■ Given text ■
○ ○ ○ ○ ○ ○ ○
My two childhood friends who I rode along with were commiserating about some internal cop stuff with your FTO and you and I got to know one another. I told you I was 'thinking' about applying to to Ca PD ( I was home on leave from the Army) and that I attended 9th grade at the Catholic HS down the street (St Anthony) and hated it! I told you I hated private school ( I attended Catholic elementary and middle school). I also told you I wanted to attend HS at Poly with my two childhood friends I rode with and i got myself kicked out of St Anthony on purpose. You chuckled and said "your parents must've been disappointed." I said "And then some!" That's when you told me you were a former Marine and OCSD lateral, You wanted to work the street and you said If I didn't want to work in a jail for a few years I should go PD after the Army.
My two friends and I left and I said," what's the chance of Daryle making it to your PD?" One of the two latereled from LASD three years prior and he said "Daryle is good people, he's smart, he's on point and he'll make it, hell he'll be our boss one day." That was a big impression on me.
The second time I met you was in 1997. You were in the Gang unit, I don't remember who you were partnered with you I was with the same two friends. We were at Super Mex on Atlantic. I remember when You saw me and you gave me a great handshake and a hug. You asked if I was applying, I told you I was staying in the Army. I was now with a unit that was going to be awesome and I was travelling all over. Then you and I talked as my two pals talked with your partner. When we all left after a great meal one of my pals said "Daryle's gonna be chief one day, at least a commander.. He's the criminal whisperer and the citizens love him." That made an impression on me. Really did. That was the last time I saw you and I remember that smile and you told me to be safe out in the world.
○ ○ ○ ○ ○ ○ ○
■ Given data ■
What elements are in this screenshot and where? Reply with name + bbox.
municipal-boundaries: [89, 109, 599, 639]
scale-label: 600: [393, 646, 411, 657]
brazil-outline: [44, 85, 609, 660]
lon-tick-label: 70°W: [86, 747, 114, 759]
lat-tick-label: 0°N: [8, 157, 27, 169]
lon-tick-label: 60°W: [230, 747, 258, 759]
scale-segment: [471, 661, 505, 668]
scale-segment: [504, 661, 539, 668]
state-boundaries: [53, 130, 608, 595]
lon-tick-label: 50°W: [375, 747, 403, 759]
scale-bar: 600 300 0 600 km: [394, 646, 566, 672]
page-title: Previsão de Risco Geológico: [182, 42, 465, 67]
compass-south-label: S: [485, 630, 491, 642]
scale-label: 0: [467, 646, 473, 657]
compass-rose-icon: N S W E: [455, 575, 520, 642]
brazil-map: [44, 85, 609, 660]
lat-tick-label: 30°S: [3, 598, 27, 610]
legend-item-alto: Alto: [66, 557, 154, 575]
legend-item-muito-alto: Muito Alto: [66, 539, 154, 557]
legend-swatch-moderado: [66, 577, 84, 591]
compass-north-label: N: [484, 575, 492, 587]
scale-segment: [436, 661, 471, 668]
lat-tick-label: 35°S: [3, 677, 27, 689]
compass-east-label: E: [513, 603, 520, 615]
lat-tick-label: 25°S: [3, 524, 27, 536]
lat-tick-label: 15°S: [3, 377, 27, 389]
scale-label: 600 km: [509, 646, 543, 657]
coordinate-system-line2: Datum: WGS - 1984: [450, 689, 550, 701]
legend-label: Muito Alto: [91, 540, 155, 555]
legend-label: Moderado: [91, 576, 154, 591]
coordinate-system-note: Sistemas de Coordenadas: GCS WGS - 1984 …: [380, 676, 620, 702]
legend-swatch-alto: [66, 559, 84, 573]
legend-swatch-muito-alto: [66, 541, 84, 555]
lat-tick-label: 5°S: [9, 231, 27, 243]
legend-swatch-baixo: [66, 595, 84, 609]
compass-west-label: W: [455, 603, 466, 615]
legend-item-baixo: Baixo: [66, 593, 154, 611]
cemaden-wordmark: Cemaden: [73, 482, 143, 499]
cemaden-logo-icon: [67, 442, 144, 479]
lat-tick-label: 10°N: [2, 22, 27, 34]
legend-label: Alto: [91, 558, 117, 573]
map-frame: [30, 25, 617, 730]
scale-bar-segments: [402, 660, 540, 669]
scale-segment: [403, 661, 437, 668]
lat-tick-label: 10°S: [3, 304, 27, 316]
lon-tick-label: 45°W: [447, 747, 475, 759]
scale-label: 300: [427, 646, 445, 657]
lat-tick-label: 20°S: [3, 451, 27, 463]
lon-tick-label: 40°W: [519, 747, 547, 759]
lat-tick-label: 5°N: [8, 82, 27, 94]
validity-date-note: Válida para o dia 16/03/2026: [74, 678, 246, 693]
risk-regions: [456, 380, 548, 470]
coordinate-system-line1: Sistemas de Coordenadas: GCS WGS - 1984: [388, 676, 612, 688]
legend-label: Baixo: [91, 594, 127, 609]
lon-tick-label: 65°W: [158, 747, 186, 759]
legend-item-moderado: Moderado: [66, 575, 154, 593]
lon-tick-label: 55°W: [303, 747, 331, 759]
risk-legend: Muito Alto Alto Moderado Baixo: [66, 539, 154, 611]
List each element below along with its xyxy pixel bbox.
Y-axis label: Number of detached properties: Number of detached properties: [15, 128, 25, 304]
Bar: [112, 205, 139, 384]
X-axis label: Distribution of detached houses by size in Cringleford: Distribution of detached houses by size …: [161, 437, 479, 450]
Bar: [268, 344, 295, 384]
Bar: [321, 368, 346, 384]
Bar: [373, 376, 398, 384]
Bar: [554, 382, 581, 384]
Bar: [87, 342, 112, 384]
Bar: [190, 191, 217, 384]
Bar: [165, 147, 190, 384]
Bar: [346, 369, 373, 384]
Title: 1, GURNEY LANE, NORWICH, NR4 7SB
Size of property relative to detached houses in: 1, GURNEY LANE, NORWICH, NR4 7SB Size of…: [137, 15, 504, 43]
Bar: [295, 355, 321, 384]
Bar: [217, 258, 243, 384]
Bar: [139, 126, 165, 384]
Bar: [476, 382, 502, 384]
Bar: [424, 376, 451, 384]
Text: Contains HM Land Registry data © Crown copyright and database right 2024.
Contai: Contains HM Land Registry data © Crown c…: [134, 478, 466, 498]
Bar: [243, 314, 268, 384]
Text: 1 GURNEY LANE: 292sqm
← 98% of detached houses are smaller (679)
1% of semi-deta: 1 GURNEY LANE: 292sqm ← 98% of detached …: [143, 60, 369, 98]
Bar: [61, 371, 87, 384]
○ ○ ○ ○ ○ ○ ○
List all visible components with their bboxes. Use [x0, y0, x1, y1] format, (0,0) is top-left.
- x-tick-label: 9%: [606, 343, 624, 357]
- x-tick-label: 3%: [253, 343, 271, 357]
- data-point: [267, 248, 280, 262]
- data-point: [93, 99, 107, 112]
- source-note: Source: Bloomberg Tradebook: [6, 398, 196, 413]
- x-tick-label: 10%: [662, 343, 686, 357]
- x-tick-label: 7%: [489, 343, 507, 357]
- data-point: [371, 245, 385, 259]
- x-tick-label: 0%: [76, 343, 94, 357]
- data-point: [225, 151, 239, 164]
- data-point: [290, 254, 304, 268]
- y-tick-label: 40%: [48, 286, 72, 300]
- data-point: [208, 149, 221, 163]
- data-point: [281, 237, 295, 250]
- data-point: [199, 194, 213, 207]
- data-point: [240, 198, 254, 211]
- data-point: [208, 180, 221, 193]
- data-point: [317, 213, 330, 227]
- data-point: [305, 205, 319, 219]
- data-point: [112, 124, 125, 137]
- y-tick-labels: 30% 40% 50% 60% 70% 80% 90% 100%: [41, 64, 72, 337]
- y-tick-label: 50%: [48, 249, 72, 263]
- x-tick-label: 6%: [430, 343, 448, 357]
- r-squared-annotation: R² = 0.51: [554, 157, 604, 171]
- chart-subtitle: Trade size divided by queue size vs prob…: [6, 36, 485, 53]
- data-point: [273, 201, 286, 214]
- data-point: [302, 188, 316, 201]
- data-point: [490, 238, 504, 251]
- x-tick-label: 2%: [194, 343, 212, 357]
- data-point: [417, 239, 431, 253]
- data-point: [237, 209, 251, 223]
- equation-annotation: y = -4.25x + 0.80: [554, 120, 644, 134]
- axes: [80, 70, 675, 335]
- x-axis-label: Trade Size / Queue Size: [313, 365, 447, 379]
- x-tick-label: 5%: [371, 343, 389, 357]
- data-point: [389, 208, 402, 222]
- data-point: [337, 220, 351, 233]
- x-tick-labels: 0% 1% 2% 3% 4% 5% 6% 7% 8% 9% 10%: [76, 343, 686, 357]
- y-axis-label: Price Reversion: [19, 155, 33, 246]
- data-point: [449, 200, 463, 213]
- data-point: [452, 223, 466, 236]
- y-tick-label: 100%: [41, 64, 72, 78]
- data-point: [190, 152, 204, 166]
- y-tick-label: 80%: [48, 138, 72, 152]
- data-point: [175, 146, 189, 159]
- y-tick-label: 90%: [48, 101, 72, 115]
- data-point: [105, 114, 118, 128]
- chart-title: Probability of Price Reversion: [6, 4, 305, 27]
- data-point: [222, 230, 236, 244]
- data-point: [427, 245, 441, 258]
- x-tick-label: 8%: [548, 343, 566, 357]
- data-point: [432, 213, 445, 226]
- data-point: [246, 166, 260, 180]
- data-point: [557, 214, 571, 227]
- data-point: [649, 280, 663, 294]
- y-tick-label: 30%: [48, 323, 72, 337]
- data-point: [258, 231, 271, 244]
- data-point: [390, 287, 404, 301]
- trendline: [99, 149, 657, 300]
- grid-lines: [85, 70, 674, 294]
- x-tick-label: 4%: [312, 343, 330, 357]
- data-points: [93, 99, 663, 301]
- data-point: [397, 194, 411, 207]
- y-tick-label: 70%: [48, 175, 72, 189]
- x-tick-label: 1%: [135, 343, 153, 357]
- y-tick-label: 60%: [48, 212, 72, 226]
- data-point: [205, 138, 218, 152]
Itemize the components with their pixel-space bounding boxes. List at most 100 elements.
○ ○ ○ ○ ○ ○ ○
■ Description of the task ■
Condense the paragraph of the given text that begins "The second time I met you" into a short bulleted list of its main facts.

■ Correct response ■
- The second meeting took place in 1997 at Super Mex on Atlantic. The writer was there with the same two friends.
- Daryle was in the Gang unit. The writer doesn't remember who his partner was.
- Daryle greeted the writer with a handshake and a hug and asked about applying.
- The writer answered that staying in the Army was the plan, with a new unit that traveled all over.
- After the meal, one friend said Daryle would be chief one day, or at least a commander. The friend called him "the criminal whisperer" and said citizens love him. This made a strong impression on the writer.
- It was the last time they met. The writer remembers Daryle's smile and his words to be safe out in the world.